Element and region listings

********************

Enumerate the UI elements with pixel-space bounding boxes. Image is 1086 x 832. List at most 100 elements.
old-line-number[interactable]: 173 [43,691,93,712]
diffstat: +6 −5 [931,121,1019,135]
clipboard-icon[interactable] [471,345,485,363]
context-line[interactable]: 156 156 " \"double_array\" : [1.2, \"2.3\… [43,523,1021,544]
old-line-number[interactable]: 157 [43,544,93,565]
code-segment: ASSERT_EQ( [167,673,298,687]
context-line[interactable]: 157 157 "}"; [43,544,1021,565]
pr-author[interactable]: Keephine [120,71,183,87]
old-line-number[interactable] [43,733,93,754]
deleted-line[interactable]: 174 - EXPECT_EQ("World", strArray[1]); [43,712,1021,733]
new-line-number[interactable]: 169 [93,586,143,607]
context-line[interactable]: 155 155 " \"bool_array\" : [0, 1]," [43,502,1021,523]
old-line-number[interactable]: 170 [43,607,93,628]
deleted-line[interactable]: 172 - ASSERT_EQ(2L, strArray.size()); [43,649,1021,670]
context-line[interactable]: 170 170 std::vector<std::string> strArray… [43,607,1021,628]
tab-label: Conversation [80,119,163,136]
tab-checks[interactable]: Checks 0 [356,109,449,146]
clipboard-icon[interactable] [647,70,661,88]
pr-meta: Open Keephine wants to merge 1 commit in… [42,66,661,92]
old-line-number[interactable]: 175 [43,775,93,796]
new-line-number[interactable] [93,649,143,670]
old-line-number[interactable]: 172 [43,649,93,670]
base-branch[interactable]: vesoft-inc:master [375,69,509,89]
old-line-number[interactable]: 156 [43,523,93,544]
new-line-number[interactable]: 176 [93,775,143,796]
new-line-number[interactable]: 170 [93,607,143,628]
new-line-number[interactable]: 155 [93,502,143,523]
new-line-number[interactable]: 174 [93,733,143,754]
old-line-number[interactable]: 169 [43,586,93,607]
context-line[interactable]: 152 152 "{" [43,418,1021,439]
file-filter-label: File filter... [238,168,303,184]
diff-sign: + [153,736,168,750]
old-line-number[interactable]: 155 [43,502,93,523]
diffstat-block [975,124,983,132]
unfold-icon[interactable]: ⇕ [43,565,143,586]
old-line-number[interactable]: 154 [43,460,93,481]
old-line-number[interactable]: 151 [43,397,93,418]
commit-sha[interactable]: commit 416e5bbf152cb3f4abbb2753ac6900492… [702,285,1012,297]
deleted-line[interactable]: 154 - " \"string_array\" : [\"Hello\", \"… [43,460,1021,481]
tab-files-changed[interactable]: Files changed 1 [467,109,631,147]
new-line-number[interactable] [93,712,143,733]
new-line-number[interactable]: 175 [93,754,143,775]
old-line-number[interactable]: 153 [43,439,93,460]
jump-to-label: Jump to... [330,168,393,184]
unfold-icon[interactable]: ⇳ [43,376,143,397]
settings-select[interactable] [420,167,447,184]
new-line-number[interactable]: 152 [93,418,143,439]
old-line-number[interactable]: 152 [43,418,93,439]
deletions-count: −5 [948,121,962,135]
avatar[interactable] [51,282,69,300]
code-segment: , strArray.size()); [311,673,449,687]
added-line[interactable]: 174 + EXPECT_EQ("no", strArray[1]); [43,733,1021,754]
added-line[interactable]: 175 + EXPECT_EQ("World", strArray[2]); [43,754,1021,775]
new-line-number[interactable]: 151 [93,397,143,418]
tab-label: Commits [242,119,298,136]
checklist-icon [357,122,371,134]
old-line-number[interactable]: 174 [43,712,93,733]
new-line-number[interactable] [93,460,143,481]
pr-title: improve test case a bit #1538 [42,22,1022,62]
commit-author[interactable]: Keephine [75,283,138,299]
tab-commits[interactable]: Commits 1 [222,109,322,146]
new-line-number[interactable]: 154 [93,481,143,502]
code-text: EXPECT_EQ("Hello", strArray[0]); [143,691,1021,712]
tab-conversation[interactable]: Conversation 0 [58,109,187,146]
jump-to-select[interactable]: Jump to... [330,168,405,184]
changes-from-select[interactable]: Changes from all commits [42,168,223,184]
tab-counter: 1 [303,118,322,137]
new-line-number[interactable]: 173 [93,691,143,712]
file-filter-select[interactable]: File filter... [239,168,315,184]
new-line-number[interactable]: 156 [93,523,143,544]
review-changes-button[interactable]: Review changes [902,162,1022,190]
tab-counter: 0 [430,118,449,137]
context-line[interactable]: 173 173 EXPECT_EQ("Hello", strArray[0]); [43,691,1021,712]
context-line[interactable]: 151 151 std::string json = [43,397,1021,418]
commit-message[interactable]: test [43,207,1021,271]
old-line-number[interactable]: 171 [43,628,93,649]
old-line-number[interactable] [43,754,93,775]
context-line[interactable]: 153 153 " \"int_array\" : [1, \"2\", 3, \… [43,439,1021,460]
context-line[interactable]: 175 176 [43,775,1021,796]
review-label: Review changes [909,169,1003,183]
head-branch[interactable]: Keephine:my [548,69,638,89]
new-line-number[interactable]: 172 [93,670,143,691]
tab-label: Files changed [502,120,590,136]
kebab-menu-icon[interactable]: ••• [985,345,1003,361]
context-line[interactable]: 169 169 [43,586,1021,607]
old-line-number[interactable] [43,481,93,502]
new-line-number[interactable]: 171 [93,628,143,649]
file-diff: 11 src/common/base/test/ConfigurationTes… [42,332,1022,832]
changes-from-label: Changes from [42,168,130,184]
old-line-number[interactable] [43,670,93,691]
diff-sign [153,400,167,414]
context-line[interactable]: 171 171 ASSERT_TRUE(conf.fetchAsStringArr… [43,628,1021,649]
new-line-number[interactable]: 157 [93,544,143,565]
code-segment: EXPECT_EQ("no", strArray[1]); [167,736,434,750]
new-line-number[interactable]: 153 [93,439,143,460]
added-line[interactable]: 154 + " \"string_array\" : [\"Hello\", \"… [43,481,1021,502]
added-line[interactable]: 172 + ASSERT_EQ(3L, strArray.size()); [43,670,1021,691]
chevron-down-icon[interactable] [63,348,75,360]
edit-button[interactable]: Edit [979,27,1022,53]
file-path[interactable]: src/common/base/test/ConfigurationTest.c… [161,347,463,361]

********************

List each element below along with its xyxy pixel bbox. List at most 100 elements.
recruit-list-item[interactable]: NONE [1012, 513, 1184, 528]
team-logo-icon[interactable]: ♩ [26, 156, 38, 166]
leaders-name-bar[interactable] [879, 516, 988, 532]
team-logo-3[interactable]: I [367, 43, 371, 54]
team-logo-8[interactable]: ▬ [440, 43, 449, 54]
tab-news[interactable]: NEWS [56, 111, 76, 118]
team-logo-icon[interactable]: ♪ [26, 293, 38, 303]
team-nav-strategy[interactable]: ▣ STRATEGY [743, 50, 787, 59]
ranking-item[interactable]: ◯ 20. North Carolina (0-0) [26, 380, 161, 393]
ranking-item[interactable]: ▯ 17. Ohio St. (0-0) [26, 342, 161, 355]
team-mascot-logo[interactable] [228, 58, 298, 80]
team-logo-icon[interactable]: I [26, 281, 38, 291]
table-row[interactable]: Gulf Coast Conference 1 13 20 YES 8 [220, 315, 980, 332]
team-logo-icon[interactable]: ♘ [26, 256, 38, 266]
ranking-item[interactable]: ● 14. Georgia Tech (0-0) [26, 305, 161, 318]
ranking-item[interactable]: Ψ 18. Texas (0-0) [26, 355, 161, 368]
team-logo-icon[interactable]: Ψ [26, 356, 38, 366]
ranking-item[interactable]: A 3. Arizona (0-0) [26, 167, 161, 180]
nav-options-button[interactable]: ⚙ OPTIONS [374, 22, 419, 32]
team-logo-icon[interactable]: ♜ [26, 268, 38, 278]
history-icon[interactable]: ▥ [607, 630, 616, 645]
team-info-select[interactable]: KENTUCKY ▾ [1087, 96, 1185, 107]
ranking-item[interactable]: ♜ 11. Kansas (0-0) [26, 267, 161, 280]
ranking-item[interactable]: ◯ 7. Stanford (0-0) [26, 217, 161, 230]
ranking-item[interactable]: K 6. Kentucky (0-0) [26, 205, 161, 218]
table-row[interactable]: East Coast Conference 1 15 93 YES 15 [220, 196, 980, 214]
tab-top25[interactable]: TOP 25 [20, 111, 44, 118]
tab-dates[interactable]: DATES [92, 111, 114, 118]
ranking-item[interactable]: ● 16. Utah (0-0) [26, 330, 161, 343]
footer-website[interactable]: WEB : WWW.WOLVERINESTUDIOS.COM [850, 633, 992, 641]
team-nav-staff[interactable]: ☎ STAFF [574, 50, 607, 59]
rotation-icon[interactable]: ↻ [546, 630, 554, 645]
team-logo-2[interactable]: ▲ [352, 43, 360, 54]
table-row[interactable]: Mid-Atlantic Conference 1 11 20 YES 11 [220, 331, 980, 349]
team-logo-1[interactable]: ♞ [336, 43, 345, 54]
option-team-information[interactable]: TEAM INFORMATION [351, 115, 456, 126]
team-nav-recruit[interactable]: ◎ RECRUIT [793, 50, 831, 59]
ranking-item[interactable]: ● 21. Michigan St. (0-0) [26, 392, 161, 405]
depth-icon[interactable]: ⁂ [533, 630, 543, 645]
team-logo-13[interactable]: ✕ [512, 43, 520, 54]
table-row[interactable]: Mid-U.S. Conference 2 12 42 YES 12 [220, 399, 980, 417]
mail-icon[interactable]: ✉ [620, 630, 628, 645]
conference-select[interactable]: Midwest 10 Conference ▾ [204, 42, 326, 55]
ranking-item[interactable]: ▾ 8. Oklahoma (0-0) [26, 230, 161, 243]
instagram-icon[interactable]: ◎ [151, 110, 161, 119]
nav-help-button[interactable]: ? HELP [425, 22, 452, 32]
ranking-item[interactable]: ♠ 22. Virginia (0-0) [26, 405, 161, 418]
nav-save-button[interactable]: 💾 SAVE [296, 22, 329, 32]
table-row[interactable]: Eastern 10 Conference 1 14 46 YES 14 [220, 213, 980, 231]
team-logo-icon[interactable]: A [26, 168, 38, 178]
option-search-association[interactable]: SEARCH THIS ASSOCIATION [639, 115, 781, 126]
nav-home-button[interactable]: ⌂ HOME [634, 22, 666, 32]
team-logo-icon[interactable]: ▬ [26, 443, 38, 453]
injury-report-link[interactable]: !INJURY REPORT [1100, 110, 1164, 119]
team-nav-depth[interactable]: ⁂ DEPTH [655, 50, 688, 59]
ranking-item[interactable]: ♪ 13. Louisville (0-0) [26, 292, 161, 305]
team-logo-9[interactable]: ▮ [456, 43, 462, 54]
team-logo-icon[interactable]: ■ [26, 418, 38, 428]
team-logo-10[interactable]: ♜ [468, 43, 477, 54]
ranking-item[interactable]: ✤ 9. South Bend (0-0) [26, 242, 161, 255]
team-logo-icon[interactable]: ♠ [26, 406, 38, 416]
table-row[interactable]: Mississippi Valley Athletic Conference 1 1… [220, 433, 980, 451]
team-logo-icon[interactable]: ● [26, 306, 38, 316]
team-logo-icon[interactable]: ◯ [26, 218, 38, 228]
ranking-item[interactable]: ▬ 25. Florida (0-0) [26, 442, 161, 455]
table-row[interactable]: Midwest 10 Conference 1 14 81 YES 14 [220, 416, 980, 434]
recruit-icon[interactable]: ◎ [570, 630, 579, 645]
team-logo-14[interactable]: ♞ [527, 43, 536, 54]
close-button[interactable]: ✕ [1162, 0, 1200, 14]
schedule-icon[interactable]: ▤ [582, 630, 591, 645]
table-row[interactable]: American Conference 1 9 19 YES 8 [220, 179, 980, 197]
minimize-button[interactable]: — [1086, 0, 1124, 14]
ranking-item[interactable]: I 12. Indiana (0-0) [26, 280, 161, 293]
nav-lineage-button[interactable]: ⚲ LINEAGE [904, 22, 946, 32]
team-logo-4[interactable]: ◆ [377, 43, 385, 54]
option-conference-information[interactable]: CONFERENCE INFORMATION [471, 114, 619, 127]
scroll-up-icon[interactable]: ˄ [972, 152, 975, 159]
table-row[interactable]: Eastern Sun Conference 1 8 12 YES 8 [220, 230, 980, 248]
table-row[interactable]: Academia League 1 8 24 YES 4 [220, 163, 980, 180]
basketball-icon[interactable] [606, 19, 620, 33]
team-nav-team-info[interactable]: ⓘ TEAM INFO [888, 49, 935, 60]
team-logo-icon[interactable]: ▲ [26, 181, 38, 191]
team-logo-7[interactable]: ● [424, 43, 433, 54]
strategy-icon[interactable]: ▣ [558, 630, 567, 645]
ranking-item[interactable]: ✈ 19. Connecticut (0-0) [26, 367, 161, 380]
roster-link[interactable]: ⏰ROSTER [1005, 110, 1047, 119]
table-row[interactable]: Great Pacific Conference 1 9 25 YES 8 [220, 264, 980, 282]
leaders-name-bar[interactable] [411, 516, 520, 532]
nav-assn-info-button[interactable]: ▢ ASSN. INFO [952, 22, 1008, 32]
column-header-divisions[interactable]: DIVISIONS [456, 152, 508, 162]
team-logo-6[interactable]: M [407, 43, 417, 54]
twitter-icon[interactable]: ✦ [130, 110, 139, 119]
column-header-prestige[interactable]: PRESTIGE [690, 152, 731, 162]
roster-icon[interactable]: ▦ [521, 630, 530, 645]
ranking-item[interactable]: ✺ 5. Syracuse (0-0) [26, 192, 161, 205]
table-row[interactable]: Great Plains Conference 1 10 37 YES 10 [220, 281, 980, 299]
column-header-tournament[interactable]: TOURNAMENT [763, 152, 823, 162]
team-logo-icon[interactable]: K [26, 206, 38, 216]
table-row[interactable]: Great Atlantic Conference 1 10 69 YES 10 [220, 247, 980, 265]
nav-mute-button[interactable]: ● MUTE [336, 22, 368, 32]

********************

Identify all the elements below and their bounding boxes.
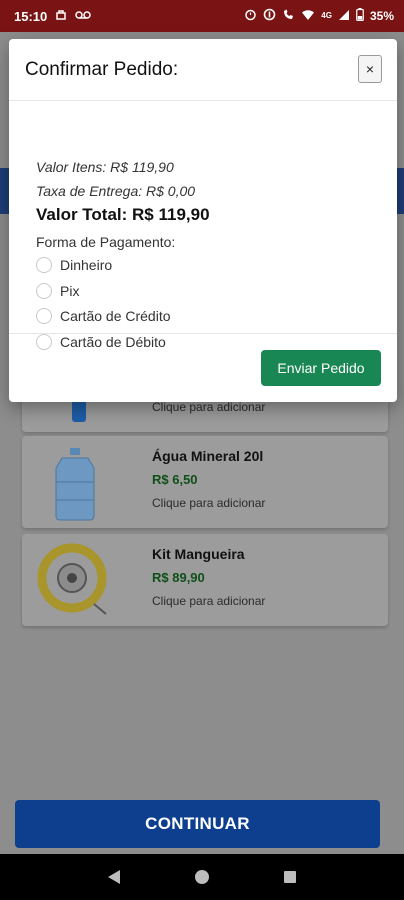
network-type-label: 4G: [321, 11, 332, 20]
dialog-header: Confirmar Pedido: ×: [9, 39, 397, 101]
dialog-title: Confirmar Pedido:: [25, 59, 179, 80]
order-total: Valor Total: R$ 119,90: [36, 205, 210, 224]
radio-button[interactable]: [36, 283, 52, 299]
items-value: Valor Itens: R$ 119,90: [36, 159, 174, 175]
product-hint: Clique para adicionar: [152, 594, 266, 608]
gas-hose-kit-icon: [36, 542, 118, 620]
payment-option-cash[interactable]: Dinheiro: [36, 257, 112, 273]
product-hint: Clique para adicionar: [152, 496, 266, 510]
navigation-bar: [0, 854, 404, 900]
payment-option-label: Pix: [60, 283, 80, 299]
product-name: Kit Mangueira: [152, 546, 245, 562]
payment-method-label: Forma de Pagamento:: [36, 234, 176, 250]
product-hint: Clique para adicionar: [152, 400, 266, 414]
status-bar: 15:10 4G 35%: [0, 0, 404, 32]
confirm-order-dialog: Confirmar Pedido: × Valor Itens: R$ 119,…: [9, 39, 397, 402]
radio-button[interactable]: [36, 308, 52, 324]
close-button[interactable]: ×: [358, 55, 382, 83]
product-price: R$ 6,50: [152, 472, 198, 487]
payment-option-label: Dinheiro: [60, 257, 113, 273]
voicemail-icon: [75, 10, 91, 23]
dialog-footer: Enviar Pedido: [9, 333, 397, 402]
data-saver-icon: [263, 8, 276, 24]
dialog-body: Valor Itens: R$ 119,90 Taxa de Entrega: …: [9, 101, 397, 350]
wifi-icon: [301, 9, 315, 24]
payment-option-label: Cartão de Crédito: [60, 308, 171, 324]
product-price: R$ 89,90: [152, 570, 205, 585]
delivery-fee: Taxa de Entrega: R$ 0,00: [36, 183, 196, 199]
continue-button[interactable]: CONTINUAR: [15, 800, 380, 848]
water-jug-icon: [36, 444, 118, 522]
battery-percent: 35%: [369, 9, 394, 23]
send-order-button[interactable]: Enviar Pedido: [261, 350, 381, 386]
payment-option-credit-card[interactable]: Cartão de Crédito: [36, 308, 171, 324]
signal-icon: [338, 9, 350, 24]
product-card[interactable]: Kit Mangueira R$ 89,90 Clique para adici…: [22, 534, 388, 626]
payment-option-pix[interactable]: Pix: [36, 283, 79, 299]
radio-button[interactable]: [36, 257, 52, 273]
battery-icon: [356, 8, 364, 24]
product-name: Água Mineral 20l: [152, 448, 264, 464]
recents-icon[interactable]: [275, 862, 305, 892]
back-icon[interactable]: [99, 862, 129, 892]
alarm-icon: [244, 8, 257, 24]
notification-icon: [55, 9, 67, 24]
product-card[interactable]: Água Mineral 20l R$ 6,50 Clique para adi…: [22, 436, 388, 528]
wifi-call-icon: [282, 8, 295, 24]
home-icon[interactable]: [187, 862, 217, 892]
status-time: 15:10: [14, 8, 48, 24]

********************

Challenge ▸
Rewrite the items starting with the line that contains "Enumerate the UI" and going on through the line that contains "clipboard-icon[interactable] [647,70,661,88]", swapping "deleted-line" for "removed-line" and keeping everything else the same.

Complete output ▸
Enumerate the UI elements with pixel-space bounding boxes. Image is 1086 x 832. List at most 100 elements.
old-line-number[interactable]: 173 [43,691,93,712]
diffstat: +6 −5 [931,121,1019,135]
clipboard-icon[interactable] [471,345,485,363]
context-line[interactable]: 156 156 " \"double_array\" : [1.2, \"2.3\… [43,523,1021,544]
old-line-number[interactable]: 157 [43,544,93,565]
code-segment: ASSERT_EQ( [167,673,298,687]
context-line[interactable]: 157 157 "}"; [43,544,1021,565]
pr-author[interactable]: Keephine [120,71,183,87]
old-line-number[interactable] [43,733,93,754]
removed-line[interactable]: 174 - EXPECT_EQ("World", strArray[1]); [43,712,1021,733]
new-line-number[interactable]: 169 [93,586,143,607]
context-line[interactable]: 155 155 " \"bool_array\" : [0, 1]," [43,502,1021,523]
old-line-number[interactable]: 170 [43,607,93,628]
removed-line[interactable]: 172 - ASSERT_EQ(2L, strArray.size()); [43,649,1021,670]
context-line[interactable]: 170 170 std::vector<std::string> strArray… [43,607,1021,628]
tab-label: Conversation [80,119,163,136]
tab-checks[interactable]: Checks 0 [356,109,449,146]
clipboard-icon[interactable] [647,70,661,88]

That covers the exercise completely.